* **AIM**: Every line of the material that follows must be printed again exactly.

* **Rows from a figure dataset**:
------------------------------------------------------------

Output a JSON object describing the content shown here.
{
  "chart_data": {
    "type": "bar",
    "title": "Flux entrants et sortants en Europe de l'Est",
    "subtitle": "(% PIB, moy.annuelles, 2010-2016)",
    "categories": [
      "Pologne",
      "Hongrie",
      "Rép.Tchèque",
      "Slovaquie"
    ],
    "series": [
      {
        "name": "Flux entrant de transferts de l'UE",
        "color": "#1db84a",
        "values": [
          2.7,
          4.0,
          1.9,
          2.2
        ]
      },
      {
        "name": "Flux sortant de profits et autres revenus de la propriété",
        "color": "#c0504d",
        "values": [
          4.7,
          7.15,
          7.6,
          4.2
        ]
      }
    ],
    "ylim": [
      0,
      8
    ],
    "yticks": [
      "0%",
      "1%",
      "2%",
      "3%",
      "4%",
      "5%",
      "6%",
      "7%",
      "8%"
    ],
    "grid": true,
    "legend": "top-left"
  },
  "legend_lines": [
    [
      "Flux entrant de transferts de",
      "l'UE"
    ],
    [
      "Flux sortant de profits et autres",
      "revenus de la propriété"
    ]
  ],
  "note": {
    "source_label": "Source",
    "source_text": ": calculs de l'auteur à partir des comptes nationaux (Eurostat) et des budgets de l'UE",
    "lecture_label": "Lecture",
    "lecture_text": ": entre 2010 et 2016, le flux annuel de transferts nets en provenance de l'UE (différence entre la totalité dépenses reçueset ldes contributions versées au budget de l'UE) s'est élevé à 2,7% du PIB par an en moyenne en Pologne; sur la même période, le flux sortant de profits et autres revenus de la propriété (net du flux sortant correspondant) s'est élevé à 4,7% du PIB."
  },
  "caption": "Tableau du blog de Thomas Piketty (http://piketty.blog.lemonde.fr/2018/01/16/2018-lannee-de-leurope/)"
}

------------------------------------------------------------

* **WRITTEN REPLY**:
Output a JSON object describing the content shown here.
{
  "chart_data": {
    "type": "bar",
    "title": "Flux entrants et sortants en Europe de l'Est",
    "subtitle": "(% PIB, moy.annuelles, 2010-2016)",
    "categories": [
      "Pologne",
      "Hongrie",
      "Rép.Tchèque",
      "Slovaquie"
    ],
    "series": [
      {
        "name": "Flux entrant de transferts de l'UE",
        "color": "#1db84a",
        "values": [
          2.7,
          4.0,
          1.9,
          2.2
        ]
      },
      {
        "name": "Flux sortant de profits et autres revenus de la propriété",
        "color": "#c0504d",
        "values": [
          4.7,
          7.15,
          7.6,
          4.2
        ]
      }
    ],
    "ylim": [
      0,
      8
    ],
    "yticks": [
      "0%",
      "1%",
      "2%",
      "3%",
      "4%",
      "5%",
      "6%",
      "7%",
      "8%"
    ],
    "grid": true,
    "legend": "top-left"
  },
  "legend_lines": [
    [
      "Flux entrant de transferts de",
      "l'UE"
    ],
    [
      "Flux sortant de profits et autres",
      "revenus de la propriété"
    ]
  ],
  "note": {
    "source_label": "Source",
    "source_text": ": calculs de l'auteur à partir des comptes nationaux (Eurostat) et des budgets de l'UE",
    "lecture_label": "Lecture",
    "lecture_text": ": entre 2010 et 2016, le flux annuel de transferts nets en provenance de l'UE (différence entre la totalité dépenses reçueset ldes contributions versées au budget de l'UE) s'est élevé à 2,7% du PIB par an en moyenne en Pologne; sur la même période, le flux sortant de profits et autres revenus de la propriété (net du flux sortant correspondant) s'est élevé à 4,7% du PIB."
  },
  "caption": "Tableau du blog de Thomas Piketty (http://piketty.blog.lemonde.fr/2018/01/16/2018-lannee-de-leurope/)"
}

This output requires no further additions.